Your goal
In the items below, switch "x-tick-label" to "x-axis-label" wherever it appears, and write out all the lines again with nothing else changed.

Supplied data
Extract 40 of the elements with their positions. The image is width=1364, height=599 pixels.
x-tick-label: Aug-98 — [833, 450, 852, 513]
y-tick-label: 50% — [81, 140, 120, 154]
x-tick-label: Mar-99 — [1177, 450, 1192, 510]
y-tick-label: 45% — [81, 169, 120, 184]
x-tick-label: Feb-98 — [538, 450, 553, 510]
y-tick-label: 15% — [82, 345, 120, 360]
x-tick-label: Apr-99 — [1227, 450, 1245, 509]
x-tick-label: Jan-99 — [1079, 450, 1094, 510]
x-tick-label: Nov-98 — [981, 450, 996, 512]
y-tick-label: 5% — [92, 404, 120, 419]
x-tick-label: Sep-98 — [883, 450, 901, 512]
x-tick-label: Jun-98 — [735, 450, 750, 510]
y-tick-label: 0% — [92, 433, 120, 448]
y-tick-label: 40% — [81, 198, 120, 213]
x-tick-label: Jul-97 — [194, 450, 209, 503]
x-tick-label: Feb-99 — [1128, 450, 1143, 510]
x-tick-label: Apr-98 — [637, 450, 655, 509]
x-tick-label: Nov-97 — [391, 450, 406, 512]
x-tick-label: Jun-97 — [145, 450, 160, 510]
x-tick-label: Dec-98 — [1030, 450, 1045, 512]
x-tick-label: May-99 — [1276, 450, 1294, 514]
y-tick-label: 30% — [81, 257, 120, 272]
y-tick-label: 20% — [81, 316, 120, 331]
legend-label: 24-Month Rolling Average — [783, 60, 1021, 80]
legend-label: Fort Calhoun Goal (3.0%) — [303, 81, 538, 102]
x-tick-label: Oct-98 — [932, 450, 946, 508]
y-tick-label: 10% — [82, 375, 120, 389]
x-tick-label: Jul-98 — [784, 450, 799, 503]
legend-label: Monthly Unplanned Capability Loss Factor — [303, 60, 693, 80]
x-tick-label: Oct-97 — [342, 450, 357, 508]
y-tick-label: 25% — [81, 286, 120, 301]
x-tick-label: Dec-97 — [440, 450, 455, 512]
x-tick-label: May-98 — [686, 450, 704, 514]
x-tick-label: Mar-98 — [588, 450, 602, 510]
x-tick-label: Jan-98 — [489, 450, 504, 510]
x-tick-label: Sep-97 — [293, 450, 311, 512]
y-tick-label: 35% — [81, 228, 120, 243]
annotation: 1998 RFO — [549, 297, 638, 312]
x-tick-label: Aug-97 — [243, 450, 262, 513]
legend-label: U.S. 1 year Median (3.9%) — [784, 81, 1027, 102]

Problem solution
Extract 40 of the elements with their positions. The image is width=1364, height=599 pixels.
x-axis-label: Aug-98 — [833, 450, 852, 513]
y-tick-label: 50% — [81, 140, 120, 154]
x-axis-label: Mar-99 — [1177, 450, 1192, 510]
y-tick-label: 45% — [81, 169, 120, 184]
x-axis-label: Feb-98 — [538, 450, 553, 510]
y-tick-label: 15% — [82, 345, 120, 360]
x-axis-label: Apr-99 — [1227, 450, 1245, 509]
x-axis-label: Jan-99 — [1079, 450, 1094, 510]
x-axis-label: Nov-98 — [981, 450, 996, 512]
y-tick-label: 5% — [92, 404, 120, 419]
x-axis-label: Sep-98 — [883, 450, 901, 512]
x-axis-label: Jun-98 — [735, 450, 750, 510]
y-tick-label: 0% — [92, 433, 120, 448]
y-tick-label: 40% — [81, 198, 120, 213]
x-axis-label: Jul-97 — [194, 450, 209, 503]
x-axis-label: Feb-99 — [1128, 450, 1143, 510]
x-axis-label: Apr-98 — [637, 450, 655, 509]
x-axis-label: Nov-97 — [391, 450, 406, 512]
x-axis-label: Jun-97 — [145, 450, 160, 510]
x-axis-label: Dec-98 — [1030, 450, 1045, 512]
x-axis-label: May-99 — [1276, 450, 1294, 514]
y-tick-label: 30% — [81, 257, 120, 272]
y-tick-label: 20% — [81, 316, 120, 331]
legend-label: 24-Month Rolling Average — [783, 60, 1021, 80]
legend-label: Fort Calhoun Goal (3.0%) — [303, 81, 538, 102]
x-axis-label: Oct-98 — [932, 450, 946, 508]
y-tick-label: 10% — [82, 375, 120, 389]
x-axis-label: Jul-98 — [784, 450, 799, 503]
legend-label: Monthly Unplanned Capability Loss Factor — [303, 60, 693, 80]
x-axis-label: Oct-97 — [342, 450, 357, 508]
y-tick-label: 25% — [81, 286, 120, 301]
x-axis-label: Dec-97 — [440, 450, 455, 512]
x-axis-label: May-98 — [686, 450, 704, 514]
x-axis-label: Mar-98 — [588, 450, 602, 510]
x-axis-label: Jan-98 — [489, 450, 504, 510]
x-axis-label: Sep-97 — [293, 450, 311, 512]
y-tick-label: 35% — [81, 228, 120, 243]
annotation: 1998 RFO — [549, 297, 638, 312]
x-axis-label: Aug-97 — [243, 450, 262, 513]
legend-label: U.S. 1 year Median (3.9%) — [784, 81, 1027, 102]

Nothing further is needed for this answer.